╭─ Dataset entries

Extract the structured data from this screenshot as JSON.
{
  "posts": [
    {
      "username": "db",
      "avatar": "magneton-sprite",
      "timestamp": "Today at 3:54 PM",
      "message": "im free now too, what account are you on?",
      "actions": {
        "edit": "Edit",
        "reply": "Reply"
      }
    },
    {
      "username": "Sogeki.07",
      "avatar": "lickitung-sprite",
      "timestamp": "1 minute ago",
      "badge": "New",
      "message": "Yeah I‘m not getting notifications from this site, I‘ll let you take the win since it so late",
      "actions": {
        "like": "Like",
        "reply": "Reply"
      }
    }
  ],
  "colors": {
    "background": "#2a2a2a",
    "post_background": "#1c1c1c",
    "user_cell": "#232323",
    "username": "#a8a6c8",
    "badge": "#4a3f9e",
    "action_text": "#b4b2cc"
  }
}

╰─

Do this
Write the listing out again, exactly as shown above.

Complete response
Extract the structured data from this screenshot as JSON.
{
  "posts": [
    {
      "username": "db",
      "avatar": "magneton-sprite",
      "timestamp": "Today at 3:54 PM",
      "message": "im free now too, what account are you on?",
      "actions": {
        "edit": "Edit",
        "reply": "Reply"
      }
    },
    {
      "username": "Sogeki.07",
      "avatar": "lickitung-sprite",
      "timestamp": "1 minute ago",
      "badge": "New",
      "message": "Yeah I‘m not getting notifications from this site, I‘ll let you take the win since it so late",
      "actions": {
        "like": "Like",
        "reply": "Reply"
      }
    }
  ],
  "colors": {
    "background": "#2a2a2a",
    "post_background": "#1c1c1c",
    "user_cell": "#232323",
    "username": "#a8a6c8",
    "badge": "#4a3f9e",
    "action_text": "#b4b2cc"
  }
}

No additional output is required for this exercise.